[Exercise brief] Quote each line of the material verbatim, without the pictures.
───── Dataset entries ─────
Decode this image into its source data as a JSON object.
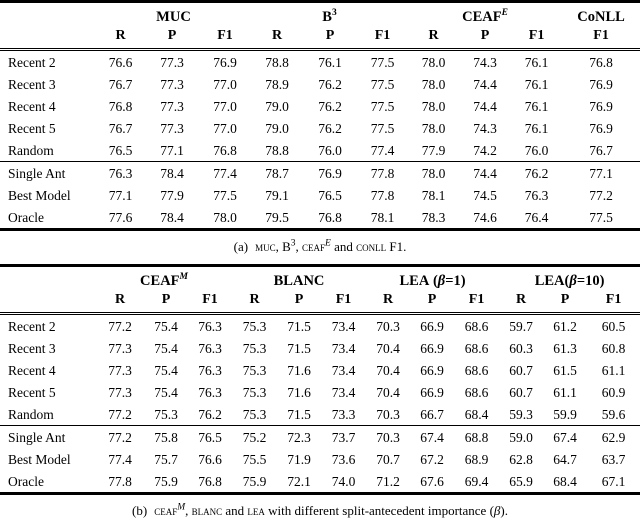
{
  "table_a": {
    "groups": [
      {
        "base": "MUC",
        "sup": "",
        "supit": "",
        "pre": "",
        "beta": "",
        "post": ""
      },
      {
        "base": "B",
        "sup": "3",
        "supit": "",
        "pre": "",
        "beta": "",
        "post": ""
      },
      {
        "base": "CEAF",
        "sup": "",
        "supit": "E",
        "pre": "",
        "beta": "",
        "post": ""
      },
      {
        "base": "CoNLL",
        "sup": "",
        "supit": "",
        "pre": "",
        "beta": "",
        "post": ""
      }
    ],
    "subheaders": [
      "R",
      "P",
      "F1",
      "R",
      "P",
      "F1",
      "R",
      "P",
      "F1",
      "F1"
    ],
    "rows_upper": [
      {
        "label": "Recent 2",
        "values": [
          "76.6",
          "77.3",
          "76.9",
          "78.8",
          "76.1",
          "77.5",
          "78.0",
          "74.3",
          "76.1",
          "76.8"
        ]
      },
      {
        "label": "Recent 3",
        "values": [
          "76.7",
          "77.3",
          "77.0",
          "78.9",
          "76.2",
          "77.5",
          "78.0",
          "74.4",
          "76.1",
          "76.9"
        ]
      },
      {
        "label": "Recent 4",
        "values": [
          "76.8",
          "77.3",
          "77.0",
          "79.0",
          "76.2",
          "77.5",
          "78.0",
          "74.4",
          "76.1",
          "76.9"
        ]
      },
      {
        "label": "Recent 5",
        "values": [
          "76.7",
          "77.3",
          "77.0",
          "79.0",
          "76.2",
          "77.5",
          "78.0",
          "74.3",
          "76.1",
          "76.9"
        ]
      },
      {
        "label": "Random",
        "values": [
          "76.5",
          "77.1",
          "76.8",
          "78.8",
          "76.0",
          "77.4",
          "77.9",
          "74.2",
          "76.0",
          "76.7"
        ]
      }
    ],
    "rows_lower": [
      {
        "label": "Single Ant",
        "values": [
          "76.3",
          "78.4",
          "77.4",
          "78.7",
          "76.9",
          "77.8",
          "78.0",
          "74.4",
          "76.2",
          "77.1"
        ]
      },
      {
        "label": "Best Model",
        "values": [
          "77.1",
          "77.9",
          "77.5",
          "79.1",
          "76.5",
          "77.8",
          "78.1",
          "74.5",
          "76.3",
          "77.2"
        ]
      },
      {
        "label": "Oracle",
        "values": [
          "77.6",
          "78.4",
          "78.0",
          "79.5",
          "76.8",
          "78.1",
          "78.3",
          "74.6",
          "76.4",
          "77.5"
        ]
      }
    ]
  },
  "table_b": {
    "groups": [
      {
        "base": "CEAF",
        "sup": "",
        "supit": "M",
        "pre": "",
        "beta": "",
        "post": ""
      },
      {
        "base": "BLANC",
        "sup": "",
        "supit": "",
        "pre": "",
        "beta": "",
        "post": ""
      },
      {
        "base": "LEA",
        "sup": "",
        "supit": "",
        "pre": " (",
        "beta": "β",
        "post": "=1)"
      },
      {
        "base": "LEA",
        "sup": "",
        "supit": "",
        "pre": "(",
        "beta": "β",
        "post": "=10)"
      }
    ],
    "subheaders": [
      "R",
      "P",
      "F1",
      "R",
      "P",
      "F1",
      "R",
      "P",
      "F1",
      "R",
      "P",
      "F1"
    ],
    "rows_upper": [
      {
        "label": "Recent 2",
        "values": [
          "77.2",
          "75.4",
          "76.3",
          "75.3",
          "71.5",
          "73.4",
          "70.3",
          "66.9",
          "68.6",
          "59.7",
          "61.2",
          "60.5"
        ]
      },
      {
        "label": "Recent 3",
        "values": [
          "77.3",
          "75.4",
          "76.3",
          "75.3",
          "71.5",
          "73.4",
          "70.4",
          "66.9",
          "68.6",
          "60.3",
          "61.3",
          "60.8"
        ]
      },
      {
        "label": "Recent 4",
        "values": [
          "77.3",
          "75.4",
          "76.3",
          "75.3",
          "71.6",
          "73.4",
          "70.4",
          "66.9",
          "68.6",
          "60.7",
          "61.5",
          "61.1"
        ]
      },
      {
        "label": "Recent 5",
        "values": [
          "77.3",
          "75.4",
          "76.3",
          "75.3",
          "71.6",
          "73.4",
          "70.4",
          "66.9",
          "68.6",
          "60.7",
          "61.1",
          "60.9"
        ]
      },
      {
        "label": "Random",
        "values": [
          "77.2",
          "75.3",
          "76.2",
          "75.3",
          "71.5",
          "73.3",
          "70.3",
          "66.7",
          "68.4",
          "59.3",
          "59.9",
          "59.6"
        ]
      }
    ],
    "rows_lower": [
      {
        "label": "Single Ant",
        "values": [
          "77.2",
          "75.8",
          "76.5",
          "75.2",
          "72.3",
          "73.7",
          "70.3",
          "67.4",
          "68.8",
          "59.0",
          "67.4",
          "62.9"
        ]
      },
      {
        "label": "Best Model",
        "values": [
          "77.4",
          "75.7",
          "76.6",
          "75.5",
          "71.9",
          "73.6",
          "70.7",
          "67.2",
          "68.9",
          "62.8",
          "64.7",
          "63.7"
        ]
      },
      {
        "label": "Oracle",
        "values": [
          "77.8",
          "75.9",
          "76.8",
          "75.9",
          "72.1",
          "74.0",
          "71.2",
          "67.6",
          "69.4",
          "65.9",
          "68.4",
          "67.1"
        ]
      }
    ]
  },
  "captions": {
    "a": {
      "label": "(a)",
      "k1": "MUC",
      "t1": ", ",
      "k2": "B",
      "k2sup": "3",
      "t2": ", ",
      "k3": "CEAF",
      "k3sup": "E",
      "t3": " and ",
      "k4": "CONLL",
      "t4": " F1."
    },
    "b": {
      "label": "(b)",
      "k1": "CEAF",
      "k1sup": "M",
      "t1": ", ",
      "k2": "BLANC",
      "t2": " and ",
      "k3": "LEA",
      "t3": " with different split-antecedent importance (",
      "beta": "β",
      "t4": ")."
    }
  }
}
─────
[Result]
Decode this image into its source data as a JSON object.
{
  "table_a": {
    "groups": [
      {
        "base": "MUC",
        "sup": "",
        "supit": "",
        "pre": "",
        "beta": "",
        "post": ""
      },
      {
        "base": "B",
        "sup": "3",
        "supit": "",
        "pre": "",
        "beta": "",
        "post": ""
      },
      {
        "base": "CEAF",
        "sup": "",
        "supit": "E",
        "pre": "",
        "beta": "",
        "post": ""
      },
      {
        "base": "CoNLL",
        "sup": "",
        "supit": "",
        "pre": "",
        "beta": "",
        "post": ""
      }
    ],
    "subheaders": [
      "R",
      "P",
      "F1",
      "R",
      "P",
      "F1",
      "R",
      "P",
      "F1",
      "F1"
    ],
    "rows_upper": [
      {
        "label": "Recent 2",
        "values": [
          "76.6",
          "77.3",
          "76.9",
          "78.8",
          "76.1",
          "77.5",
          "78.0",
          "74.3",
          "76.1",
          "76.8"
        ]
      },
      {
        "label": "Recent 3",
        "values": [
          "76.7",
          "77.3",
          "77.0",
          "78.9",
          "76.2",
          "77.5",
          "78.0",
          "74.4",
          "76.1",
          "76.9"
        ]
      },
      {
        "label": "Recent 4",
        "values": [
          "76.8",
          "77.3",
          "77.0",
          "79.0",
          "76.2",
          "77.5",
          "78.0",
          "74.4",
          "76.1",
          "76.9"
        ]
      },
      {
        "label": "Recent 5",
        "values": [
          "76.7",
          "77.3",
          "77.0",
          "79.0",
          "76.2",
          "77.5",
          "78.0",
          "74.3",
          "76.1",
          "76.9"
        ]
      },
      {
        "label": "Random",
        "values": [
          "76.5",
          "77.1",
          "76.8",
          "78.8",
          "76.0",
          "77.4",
          "77.9",
          "74.2",
          "76.0",
          "76.7"
        ]
      }
    ],
    "rows_lower": [
      {
        "label": "Single Ant",
        "values": [
          "76.3",
          "78.4",
          "77.4",
          "78.7",
          "76.9",
          "77.8",
          "78.0",
          "74.4",
          "76.2",
          "77.1"
        ]
      },
      {
        "label": "Best Model",
        "values": [
          "77.1",
          "77.9",
          "77.5",
          "79.1",
          "76.5",
          "77.8",
          "78.1",
          "74.5",
          "76.3",
          "77.2"
        ]
      },
      {
        "label": "Oracle",
        "values": [
          "77.6",
          "78.4",
          "78.0",
          "79.5",
          "76.8",
          "78.1",
          "78.3",
          "74.6",
          "76.4",
          "77.5"
        ]
      }
    ]
  },
  "table_b": {
    "groups": [
      {
        "base": "CEAF",
        "sup": "",
        "supit": "M",
        "pre": "",
        "beta": "",
        "post": ""
      },
      {
        "base": "BLANC",
        "sup": "",
        "supit": "",
        "pre": "",
        "beta": "",
        "post": ""
      },
      {
        "base": "LEA",
        "sup": "",
        "supit": "",
        "pre": " (",
        "beta": "β",
        "post": "=1)"
      },
      {
        "base": "LEA",
        "sup": "",
        "supit": "",
        "pre": "(",
        "beta": "β",
        "post": "=10)"
      }
    ],
    "subheaders": [
      "R",
      "P",
      "F1",
      "R",
      "P",
      "F1",
      "R",
      "P",
      "F1",
      "R",
      "P",
      "F1"
    ],
    "rows_upper": [
      {
        "label": "Recent 2",
        "values": [
          "77.2",
          "75.4",
          "76.3",
          "75.3",
          "71.5",
          "73.4",
          "70.3",
          "66.9",
          "68.6",
          "59.7",
          "61.2",
          "60.5"
        ]
      },
      {
        "label": "Recent 3",
        "values": [
          "77.3",
          "75.4",
          "76.3",
          "75.3",
          "71.5",
          "73.4",
          "70.4",
          "66.9",
          "68.6",
          "60.3",
          "61.3",
          "60.8"
        ]
      },
      {
        "label": "Recent 4",
        "values": [
          "77.3",
          "75.4",
          "76.3",
          "75.3",
          "71.6",
          "73.4",
          "70.4",
          "66.9",
          "68.6",
          "60.7",
          "61.5",
          "61.1"
        ]
      },
      {
        "label": "Recent 5",
        "values": [
          "77.3",
          "75.4",
          "76.3",
          "75.3",
          "71.6",
          "73.4",
          "70.4",
          "66.9",
          "68.6",
          "60.7",
          "61.1",
          "60.9"
        ]
      },
      {
        "label": "Random",
        "values": [
          "77.2",
          "75.3",
          "76.2",
          "75.3",
          "71.5",
          "73.3",
          "70.3",
          "66.7",
          "68.4",
          "59.3",
          "59.9",
          "59.6"
        ]
      }
    ],
    "rows_lower": [
      {
        "label": "Single Ant",
        "values": [
          "77.2",
          "75.8",
          "76.5",
          "75.2",
          "72.3",
          "73.7",
          "70.3",
          "67.4",
          "68.8",
          "59.0",
          "67.4",
          "62.9"
        ]
      },
      {
        "label": "Best Model",
        "values": [
          "77.4",
          "75.7",
          "76.6",
          "75.5",
          "71.9",
          "73.6",
          "70.7",
          "67.2",
          "68.9",
          "62.8",
          "64.7",
          "63.7"
        ]
      },
      {
        "label": "Oracle",
        "values": [
          "77.8",
          "75.9",
          "76.8",
          "75.9",
          "72.1",
          "74.0",
          "71.2",
          "67.6",
          "69.4",
          "65.9",
          "68.4",
          "67.1"
        ]
      }
    ]
  },
  "captions": {
    "a": {
      "label": "(a)",
      "k1": "MUC",
      "t1": ", ",
      "k2": "B",
      "k2sup": "3",
      "t2": ", ",
      "k3": "CEAF",
      "k3sup": "E",
      "t3": " and ",
      "k4": "CONLL",
      "t4": " F1."
    },
    "b": {
      "label": "(b)",
      "k1": "CEAF",
      "k1sup": "M",
      "t1": ", ",
      "k2": "BLANC",
      "t2": " and ",
      "k3": "LEA",
      "t3": " with different split-antecedent importance (",
      "beta": "β",
      "t4": ")."
    }
  }
}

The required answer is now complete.